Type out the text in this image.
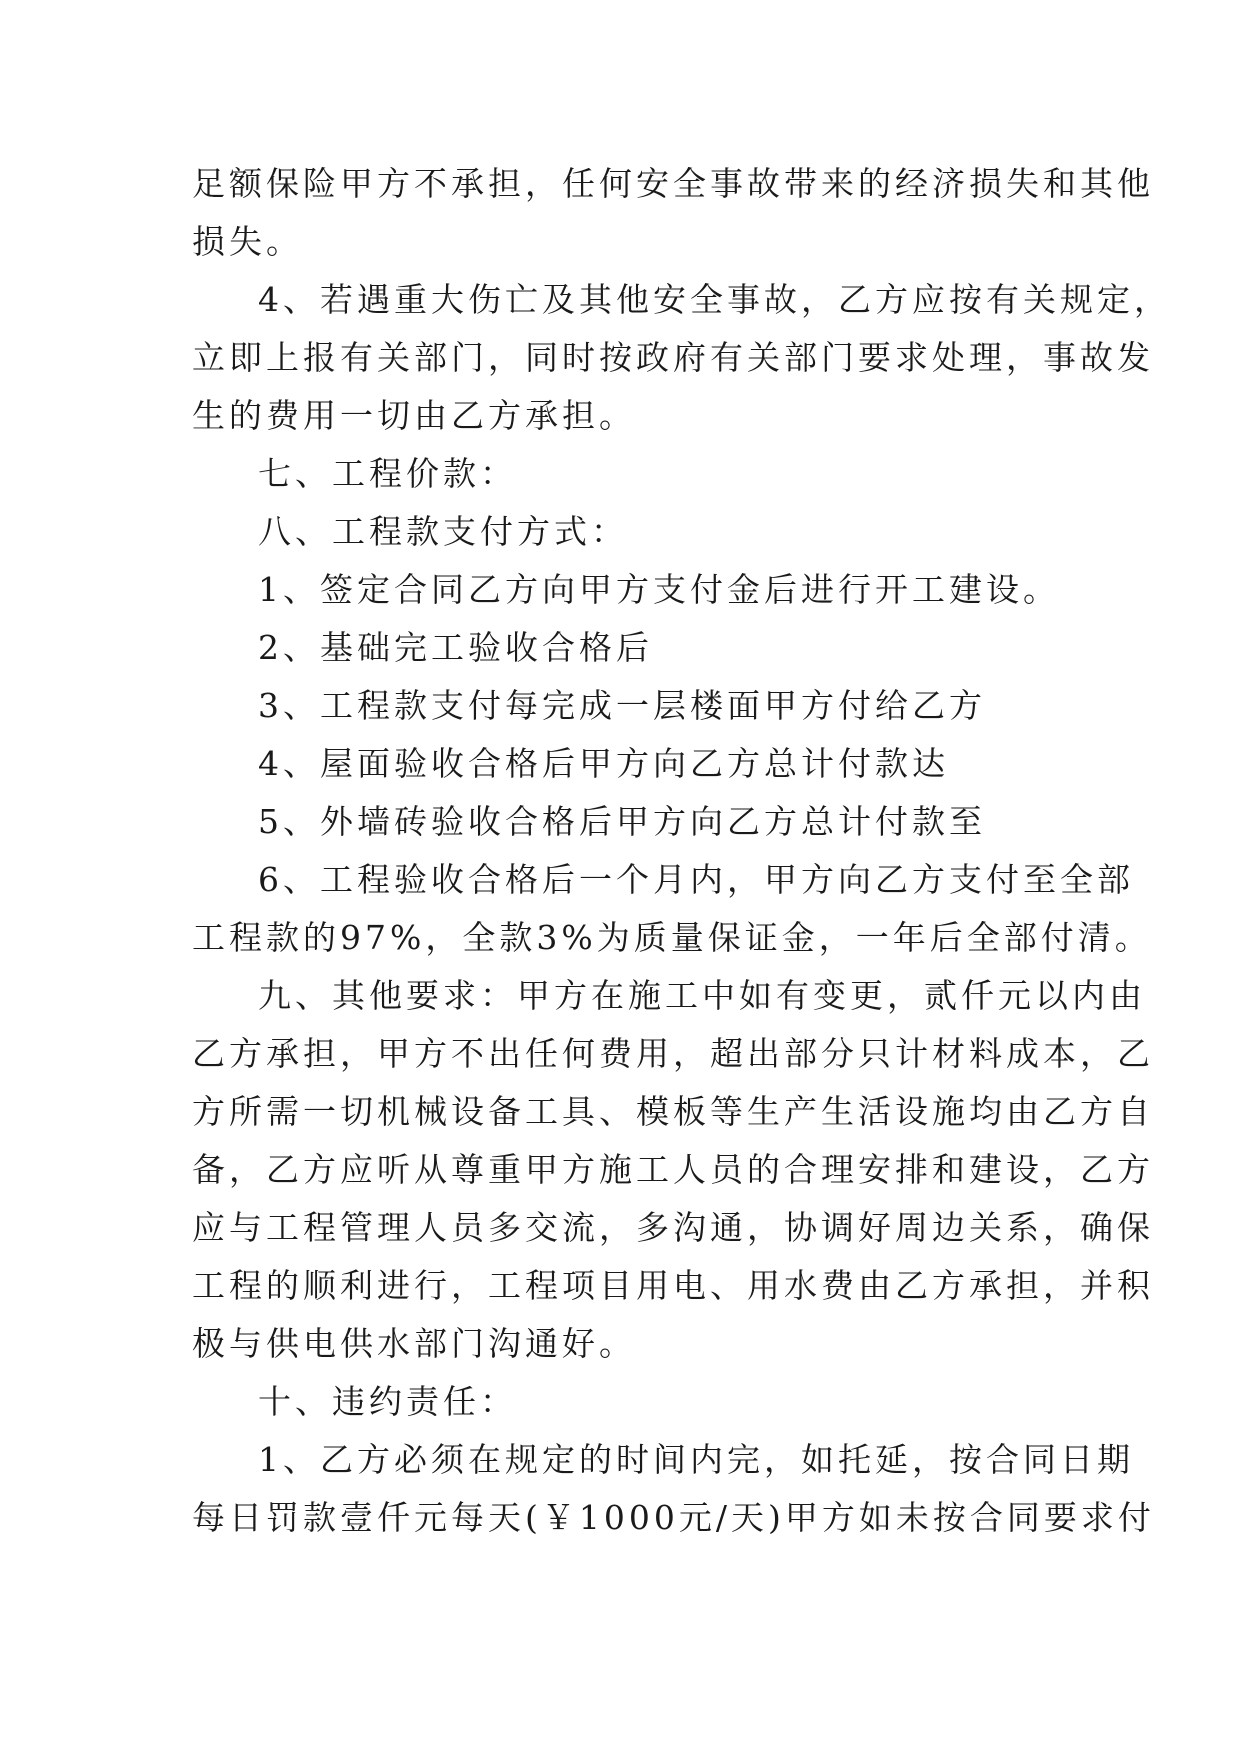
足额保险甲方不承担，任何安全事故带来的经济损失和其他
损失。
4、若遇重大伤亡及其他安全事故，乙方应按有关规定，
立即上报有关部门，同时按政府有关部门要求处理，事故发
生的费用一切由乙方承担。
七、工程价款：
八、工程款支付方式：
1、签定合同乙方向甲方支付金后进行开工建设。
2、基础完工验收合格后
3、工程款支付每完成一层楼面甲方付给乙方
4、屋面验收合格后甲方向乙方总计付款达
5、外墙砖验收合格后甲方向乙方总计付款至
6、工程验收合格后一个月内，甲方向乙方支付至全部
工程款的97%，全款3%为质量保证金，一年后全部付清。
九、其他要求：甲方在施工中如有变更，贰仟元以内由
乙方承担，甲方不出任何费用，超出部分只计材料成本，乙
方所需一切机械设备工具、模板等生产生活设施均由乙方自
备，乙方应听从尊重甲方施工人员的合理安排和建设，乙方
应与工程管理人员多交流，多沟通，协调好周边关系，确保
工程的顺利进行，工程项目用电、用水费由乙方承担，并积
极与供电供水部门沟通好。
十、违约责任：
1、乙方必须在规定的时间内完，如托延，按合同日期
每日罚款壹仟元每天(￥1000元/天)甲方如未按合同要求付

EXERCISE DIRECTIONS
Each line of the data should be quoted exactly, with pictures left out.

SOLUTION TO THE PROBLEM
Type out the text in this image.
足额保险甲方不承担，任何安全事故带来的经济损失和其他
损失。
4、若遇重大伤亡及其他安全事故，乙方应按有关规定，
立即上报有关部门，同时按政府有关部门要求处理，事故发
生的费用一切由乙方承担。
七、工程价款：
八、工程款支付方式：
1、签定合同乙方向甲方支付金后进行开工建设。
2、基础完工验收合格后
3、工程款支付每完成一层楼面甲方付给乙方
4、屋面验收合格后甲方向乙方总计付款达
5、外墙砖验收合格后甲方向乙方总计付款至
6、工程验收合格后一个月内，甲方向乙方支付至全部
工程款的97%，全款3%为质量保证金，一年后全部付清。
九、其他要求：甲方在施工中如有变更，贰仟元以内由
乙方承担，甲方不出任何费用，超出部分只计材料成本，乙
方所需一切机械设备工具、模板等生产生活设施均由乙方自
备，乙方应听从尊重甲方施工人员的合理安排和建设，乙方
应与工程管理人员多交流，多沟通，协调好周边关系，确保
工程的顺利进行，工程项目用电、用水费由乙方承担，并积
极与供电供水部门沟通好。
十、违约责任：
1、乙方必须在规定的时间内完，如托延，按合同日期
每日罚款壹仟元每天(￥1000元/天)甲方如未按合同要求付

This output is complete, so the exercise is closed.